Directions: Skip the pictures and extract all of the lines exactly as written.

[Data entries]
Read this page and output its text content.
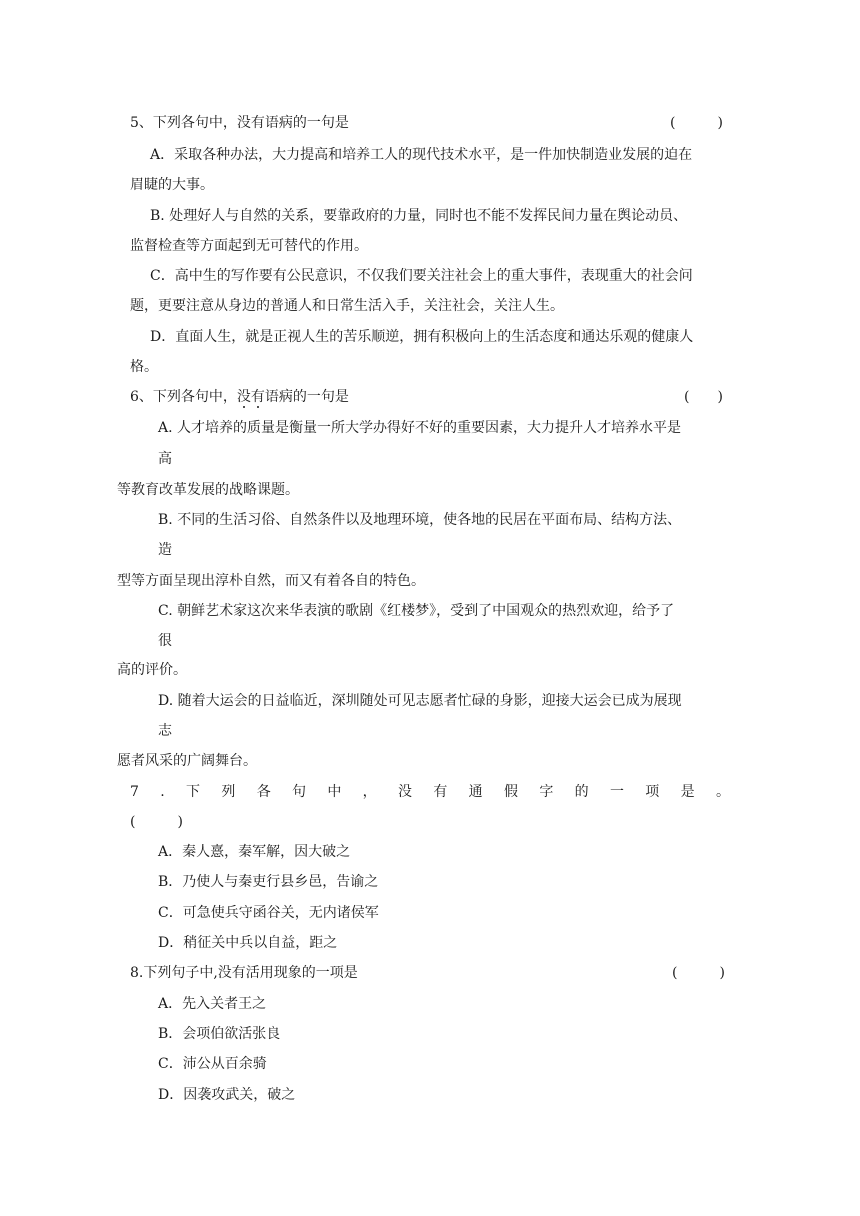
5、下列各句中，没有语病的一句是	(　　　)
A．采取各种办法，大力提高和培养工人的现代技术水平，是一件加快制造业发展的迫在
眉睫的大事。
B. 处理好人与自然的关系，要靠政府的力量，同时也不能不发挥民间力量在舆论动员、
监督检查等方面起到无可替代的作用。
C．高中生的写作要有公民意识，不仅我们要关注社会上的重大事件，表现重大的社会问
题，更要注意从身边的普通人和日常生活入手，关注社会，关注人生。
D．直面人生，就是正视人生的苦乐顺逆，拥有积极向上的生活态度和通达乐观的健康人
格。
6、下列各句中，没有语病的一句是	(　　)
A. 人才培养的质量是衡量一所大学办得好不好的重要因素，大力提升人才培养水平是
高
等教育改革发展的战略课题。
B. 不同的生活习俗、自然条件以及地理环境，使各地的民居在平面布局、结构方法、
造
型等方面呈现出淳朴自然，而又有着各自的特色。
C. 朝鲜艺术家这次来华表演的歌剧《红楼梦》，受到了中国观众的热烈欢迎，给予了
很
高的评价。
D. 随着大运会的日益临近，深圳随处可见志愿者忙碌的身影，迎接大运会已成为展现
志
愿者风采的广阔舞台。
7 . 下 列 各 句 中 ， 没 有 通 假 字 的 一 项 是 。
(　　　)
A．秦人憙，秦军解，因大破之
B．乃使人与秦吏行县乡邑，告谕之
C．可急使兵守函谷关，无内诸侯军
D．稍征关中兵以自益，距之
8.下列句子中,没有活用现象的一项是	(　　　)
A．先入关者王之
B．会项伯欲活张良
C．沛公从百余骑
D．因袭攻武关，破之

Written solution:
Read this page and output its text content.
5、下列各句中，没有语病的一句是	(　　　)
A．采取各种办法，大力提高和培养工人的现代技术水平，是一件加快制造业发展的迫在
眉睫的大事。
B. 处理好人与自然的关系，要靠政府的力量，同时也不能不发挥民间力量在舆论动员、
监督检查等方面起到无可替代的作用。
C．高中生的写作要有公民意识，不仅我们要关注社会上的重大事件，表现重大的社会问
题，更要注意从身边的普通人和日常生活入手，关注社会，关注人生。
D．直面人生，就是正视人生的苦乐顺逆，拥有积极向上的生活态度和通达乐观的健康人
格。
6、下列各句中，没有语病的一句是	(　　)
A. 人才培养的质量是衡量一所大学办得好不好的重要因素，大力提升人才培养水平是
高
等教育改革发展的战略课题。
B. 不同的生活习俗、自然条件以及地理环境，使各地的民居在平面布局、结构方法、
造
型等方面呈现出淳朴自然，而又有着各自的特色。
C. 朝鲜艺术家这次来华表演的歌剧《红楼梦》，受到了中国观众的热烈欢迎，给予了
很
高的评价。
D. 随着大运会的日益临近，深圳随处可见志愿者忙碌的身影，迎接大运会已成为展现
志
愿者风采的广阔舞台。
7 . 下 列 各 句 中 ， 没 有 通 假 字 的 一 项 是 。
(　　　)
A．秦人憙，秦军解，因大破之
B．乃使人与秦吏行县乡邑，告谕之
C．可急使兵守函谷关，无内诸侯军
D．稍征关中兵以自益，距之
8.下列句子中,没有活用现象的一项是	(　　　)
A．先入关者王之
B．会项伯欲活张良
C．沛公从百余骑
D．因袭攻武关，破之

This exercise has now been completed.